--- Study text Enclosed Below ---

- Conference: New England Conference
- Record: 13–5 (4–4 NEC)
- Head coach: Don White (2nd season);
- Home arena: Hawley Armory

= 1937–38 Connecticut State Huskies men's basketball team =

American college basketball season

The 1937–38 Connecticut State Huskies men's basketball team represented Connecticut State College, now the University of Connecticut, in the 1937–38 collegiate men's basketball season. The Huskies completed the season with a 13–5 overall record. The Huskies were members of the New England Conference, where they ended the season with a 4–4 record. The Huskies played their home games at Hawley Armory in Storrs, Connecticut, and were led by second-year head coach Don White.

--- End of Enclosed Study text ---
--- Source data Enclosed Below ---

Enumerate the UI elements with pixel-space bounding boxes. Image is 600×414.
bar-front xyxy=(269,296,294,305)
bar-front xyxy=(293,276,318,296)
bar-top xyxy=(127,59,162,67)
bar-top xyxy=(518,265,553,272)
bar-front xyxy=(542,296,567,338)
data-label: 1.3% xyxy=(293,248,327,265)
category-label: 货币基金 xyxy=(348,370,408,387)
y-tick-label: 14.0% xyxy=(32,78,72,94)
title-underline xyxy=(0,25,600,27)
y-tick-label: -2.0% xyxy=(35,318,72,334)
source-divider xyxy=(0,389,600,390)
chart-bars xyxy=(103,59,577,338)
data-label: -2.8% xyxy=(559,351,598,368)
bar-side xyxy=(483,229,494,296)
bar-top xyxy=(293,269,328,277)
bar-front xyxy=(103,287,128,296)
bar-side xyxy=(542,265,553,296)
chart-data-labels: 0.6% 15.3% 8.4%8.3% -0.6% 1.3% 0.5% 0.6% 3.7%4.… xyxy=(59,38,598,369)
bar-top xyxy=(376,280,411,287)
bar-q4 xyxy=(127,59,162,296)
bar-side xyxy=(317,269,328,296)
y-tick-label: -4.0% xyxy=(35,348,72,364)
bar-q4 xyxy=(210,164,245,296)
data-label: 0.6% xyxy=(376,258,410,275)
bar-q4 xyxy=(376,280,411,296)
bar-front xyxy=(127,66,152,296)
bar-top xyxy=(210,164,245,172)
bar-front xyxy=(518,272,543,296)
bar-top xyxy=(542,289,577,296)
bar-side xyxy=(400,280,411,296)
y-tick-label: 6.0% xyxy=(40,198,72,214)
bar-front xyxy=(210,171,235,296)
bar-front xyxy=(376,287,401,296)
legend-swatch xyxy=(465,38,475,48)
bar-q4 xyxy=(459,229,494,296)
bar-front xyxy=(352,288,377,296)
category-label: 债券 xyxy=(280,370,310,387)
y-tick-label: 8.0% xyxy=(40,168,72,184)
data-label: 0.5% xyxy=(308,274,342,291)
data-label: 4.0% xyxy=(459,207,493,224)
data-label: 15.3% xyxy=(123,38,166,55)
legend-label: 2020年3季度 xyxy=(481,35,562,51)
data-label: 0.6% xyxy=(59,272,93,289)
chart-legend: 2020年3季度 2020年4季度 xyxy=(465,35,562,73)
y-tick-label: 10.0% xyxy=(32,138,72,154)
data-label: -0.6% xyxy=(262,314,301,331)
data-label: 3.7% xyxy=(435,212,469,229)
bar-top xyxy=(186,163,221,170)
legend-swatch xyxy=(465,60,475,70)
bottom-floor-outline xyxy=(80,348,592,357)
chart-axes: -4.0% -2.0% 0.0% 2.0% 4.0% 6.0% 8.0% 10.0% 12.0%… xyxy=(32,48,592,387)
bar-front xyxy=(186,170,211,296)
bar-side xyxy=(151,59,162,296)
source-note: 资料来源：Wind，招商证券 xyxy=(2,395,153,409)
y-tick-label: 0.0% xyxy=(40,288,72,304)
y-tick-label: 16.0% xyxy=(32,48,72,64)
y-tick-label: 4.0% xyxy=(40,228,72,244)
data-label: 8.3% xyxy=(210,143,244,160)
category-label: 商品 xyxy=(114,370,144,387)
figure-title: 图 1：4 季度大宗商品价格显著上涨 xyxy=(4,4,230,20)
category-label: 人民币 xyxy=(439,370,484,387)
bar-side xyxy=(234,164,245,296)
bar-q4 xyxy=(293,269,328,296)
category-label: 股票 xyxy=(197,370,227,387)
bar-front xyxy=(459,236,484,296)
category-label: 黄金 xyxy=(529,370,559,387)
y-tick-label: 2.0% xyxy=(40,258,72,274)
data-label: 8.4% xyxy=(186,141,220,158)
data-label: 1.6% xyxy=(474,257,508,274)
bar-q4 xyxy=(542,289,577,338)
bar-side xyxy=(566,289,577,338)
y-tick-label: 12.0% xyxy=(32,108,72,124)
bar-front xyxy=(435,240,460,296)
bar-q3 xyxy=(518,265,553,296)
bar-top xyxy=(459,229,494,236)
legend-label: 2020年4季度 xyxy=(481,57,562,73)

--- End of Enclosed Source data ---

_Problem set_
1. In the basketball team text, where did the Huskies play their home games?
2. List every field label that opens a bulleted line at the top of the basketball team text.
3. Copy out the basketball team text starting with "- Conference: New" and going on through "coach Don White.", renaming "Huskies" as "Connecticut State" throughout.

_Solved problems_
1. Hawley Armory in Storrs, Connecticut.

2. Conference, Record, Head coach, Home arena

3.
- Conference: New England Conference
- Record: 13–5 (4–4 NEC)
- Head coach: Don White (2nd season);
- Home arena: Hawley Armory

= 1937–38 Connecticut State Connecticut State men's basketball team =

American college basketball season

The 1937–38 Connecticut State Connecticut State men's basketball team represented Connecticut State College, now the University of Connecticut, in the 1937–38 collegiate men's basketball season. The Connecticut State completed the season with a 13–5 overall record. The Connecticut State were members of the New England Conference, where they ended the season with a 4–4 record. The Connecticut State played their home games at Hawley Armory in Storrs, Connecticut, and were led by second-year head coach Don White.